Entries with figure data
┌──

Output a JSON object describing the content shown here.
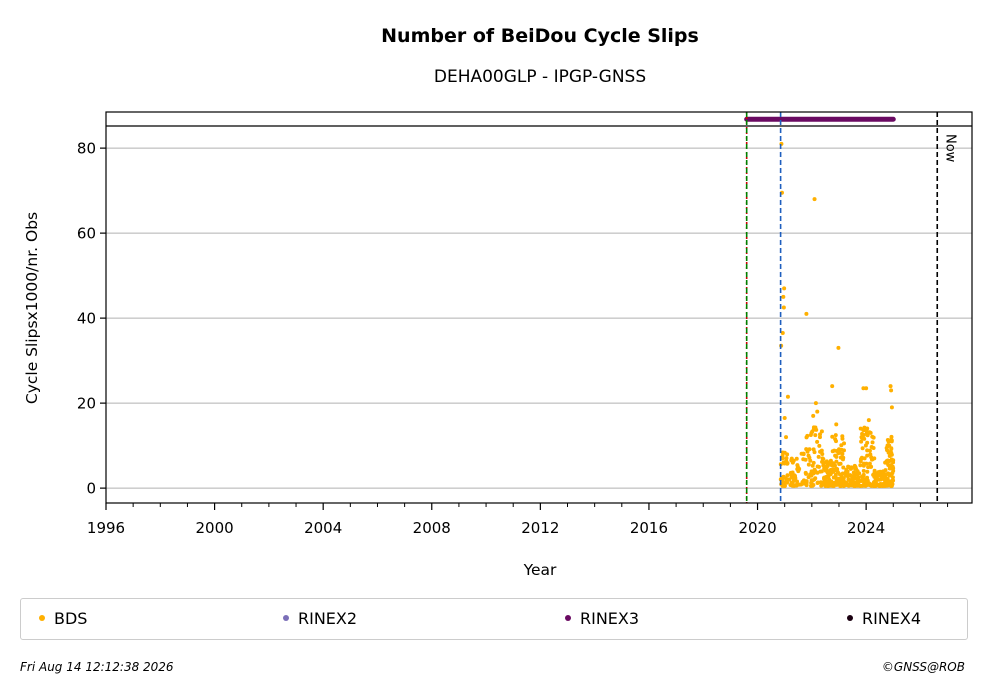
{
  "chart_data": {
    "type": "scatter",
    "title": "Number of BeiDou Cycle Slips",
    "subtitle": "DEHA00GLP - IPGP-GNSS",
    "xlabel": "Year",
    "ylabel": "Cycle Slipsx1000/nr. Obs",
    "xlim": [
      1996.0,
      2027.9
    ],
    "ylim": [
      -3.5,
      88.5
    ],
    "xticks": [
      1996,
      2000,
      2004,
      2008,
      2012,
      2016,
      2020,
      2024
    ],
    "xtick_labels": [
      "1996",
      "2000",
      "2004",
      "2008",
      "2012",
      "2016",
      "2020",
      "2024"
    ],
    "yticks": [
      0,
      20,
      40,
      60,
      80
    ],
    "ytick_labels": [
      "0",
      "20",
      "40",
      "60",
      "80"
    ],
    "grid": "horizontal",
    "legend_position": "below",
    "series": [
      {
        "name": "BDS",
        "color": "#ffb000",
        "kind": "points",
        "points": [
          [
            2020.88,
            81.0
          ],
          [
            2020.9,
            69.5
          ],
          [
            2020.98,
            47.0
          ],
          [
            2020.95,
            45.0
          ],
          [
            2020.97,
            42.5
          ],
          [
            2020.93,
            36.5
          ],
          [
            2020.87,
            33.5
          ],
          [
            2021.12,
            21.5
          ],
          [
            2021.0,
            16.5
          ],
          [
            2021.05,
            12.0
          ],
          [
            2021.8,
            41.0
          ],
          [
            2022.1,
            68.0
          ],
          [
            2022.98,
            33.0
          ],
          [
            2022.75,
            24.0
          ],
          [
            2022.15,
            20.0
          ],
          [
            2022.2,
            18.0
          ],
          [
            2022.05,
            17.0
          ],
          [
            2023.9,
            23.5
          ],
          [
            2024.0,
            23.5
          ],
          [
            2024.9,
            24.0
          ],
          [
            2024.92,
            23.0
          ],
          [
            2024.95,
            19.0
          ],
          [
            2021.3,
            6.0
          ],
          [
            2021.5,
            4.0
          ],
          [
            2021.7,
            8.0
          ],
          [
            2022.3,
            12.0
          ],
          [
            2022.5,
            5.0
          ],
          [
            2022.9,
            15.0
          ],
          [
            2023.1,
            9.0
          ],
          [
            2023.4,
            3.0
          ],
          [
            2023.6,
            5.0
          ],
          [
            2023.8,
            14.0
          ],
          [
            2024.1,
            16.0
          ],
          [
            2024.3,
            7.0
          ],
          [
            2024.5,
            3.0
          ],
          [
            2024.7,
            6.0
          ],
          [
            2024.85,
            10.0
          ]
        ]
      },
      {
        "name": "RINEX2",
        "color": "#7b6fb8",
        "kind": "points",
        "points": []
      },
      {
        "name": "RINEX3",
        "color": "#6a0a62",
        "kind": "band",
        "x_start": 2019.6,
        "x_end": 2025.0,
        "y": 86.8
      },
      {
        "name": "RINEX4",
        "color": "#1a0010",
        "kind": "points",
        "points": []
      }
    ],
    "vlines": [
      {
        "x": 2019.6,
        "color": "#cc0000",
        "style": "dotted"
      },
      {
        "x": 2019.6,
        "color": "#008000",
        "style": "dashed"
      },
      {
        "x": 2020.85,
        "color": "#1f5fbf",
        "style": "dashed"
      },
      {
        "x": 2026.62,
        "color": "#000000",
        "style": "dashed",
        "label": "Now"
      }
    ],
    "top_band_y": 85.2
  },
  "legend": {
    "items": [
      {
        "label": "BDS",
        "color": "#ffb000"
      },
      {
        "label": "RINEX2",
        "color": "#7b6fb8"
      },
      {
        "label": "RINEX3",
        "color": "#6a0a62"
      },
      {
        "label": "RINEX4",
        "color": "#1a0010"
      }
    ]
  },
  "footer": {
    "timestamp": "Fri Aug 14 12:12:38 2026",
    "credit": "©GNSS@ROB"
  }
}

└──

* [What you need to do] Transcribe all of the records above character for character. Exclude the pictures.

* [Response]
Output a JSON object describing the content shown here.
{
  "chart_data": {
    "type": "scatter",
    "title": "Number of BeiDou Cycle Slips",
    "subtitle": "DEHA00GLP - IPGP-GNSS",
    "xlabel": "Year",
    "ylabel": "Cycle Slipsx1000/nr. Obs",
    "xlim": [
      1996.0,
      2027.9
    ],
    "ylim": [
      -3.5,
      88.5
    ],
    "xticks": [
      1996,
      2000,
      2004,
      2008,
      2012,
      2016,
      2020,
      2024
    ],
    "xtick_labels": [
      "1996",
      "2000",
      "2004",
      "2008",
      "2012",
      "2016",
      "2020",
      "2024"
    ],
    "yticks": [
      0,
      20,
      40,
      60,
      80
    ],
    "ytick_labels": [
      "0",
      "20",
      "40",
      "60",
      "80"
    ],
    "grid": "horizontal",
    "legend_position": "below",
    "series": [
      {
        "name": "BDS",
        "color": "#ffb000",
        "kind": "points",
        "points": [
          [
            2020.88,
            81.0
          ],
          [
            2020.9,
            69.5
          ],
          [
            2020.98,
            47.0
          ],
          [
            2020.95,
            45.0
          ],
          [
            2020.97,
            42.5
          ],
          [
            2020.93,
            36.5
          ],
          [
            2020.87,
            33.5
          ],
          [
            2021.12,
            21.5
          ],
          [
            2021.0,
            16.5
          ],
          [
            2021.05,
            12.0
          ],
          [
            2021.8,
            41.0
          ],
          [
            2022.1,
            68.0
          ],
          [
            2022.98,
            33.0
          ],
          [
            2022.75,
            24.0
          ],
          [
            2022.15,
            20.0
          ],
          [
            2022.2,
            18.0
          ],
          [
            2022.05,
            17.0
          ],
          [
            2023.9,
            23.5
          ],
          [
            2024.0,
            23.5
          ],
          [
            2024.9,
            24.0
          ],
          [
            2024.92,
            23.0
          ],
          [
            2024.95,
            19.0
          ],
          [
            2021.3,
            6.0
          ],
          [
            2021.5,
            4.0
          ],
          [
            2021.7,
            8.0
          ],
          [
            2022.3,
            12.0
          ],
          [
            2022.5,
            5.0
          ],
          [
            2022.9,
            15.0
          ],
          [
            2023.1,
            9.0
          ],
          [
            2023.4,
            3.0
          ],
          [
            2023.6,
            5.0
          ],
          [
            2023.8,
            14.0
          ],
          [
            2024.1,
            16.0
          ],
          [
            2024.3,
            7.0
          ],
          [
            2024.5,
            3.0
          ],
          [
            2024.7,
            6.0
          ],
          [
            2024.85,
            10.0
          ]
        ]
      },
      {
        "name": "RINEX2",
        "color": "#7b6fb8",
        "kind": "points",
        "points": []
      },
      {
        "name": "RINEX3",
        "color": "#6a0a62",
        "kind": "band",
        "x_start": 2019.6,
        "x_end": 2025.0,
        "y": 86.8
      },
      {
        "name": "RINEX4",
        "color": "#1a0010",
        "kind": "points",
        "points": []
      }
    ],
    "vlines": [
      {
        "x": 2019.6,
        "color": "#cc0000",
        "style": "dotted"
      },
      {
        "x": 2019.6,
        "color": "#008000",
        "style": "dashed"
      },
      {
        "x": 2020.85,
        "color": "#1f5fbf",
        "style": "dashed"
      },
      {
        "x": 2026.62,
        "color": "#000000",
        "style": "dashed",
        "label": "Now"
      }
    ],
    "top_band_y": 85.2
  },
  "legend": {
    "items": [
      {
        "label": "BDS",
        "color": "#ffb000"
      },
      {
        "label": "RINEX2",
        "color": "#7b6fb8"
      },
      {
        "label": "RINEX3",
        "color": "#6a0a62"
      },
      {
        "label": "RINEX4",
        "color": "#1a0010"
      }
    ]
  },
  "footer": {
    "timestamp": "Fri Aug 14 12:12:38 2026",
    "credit": "©GNSS@ROB"
  }
}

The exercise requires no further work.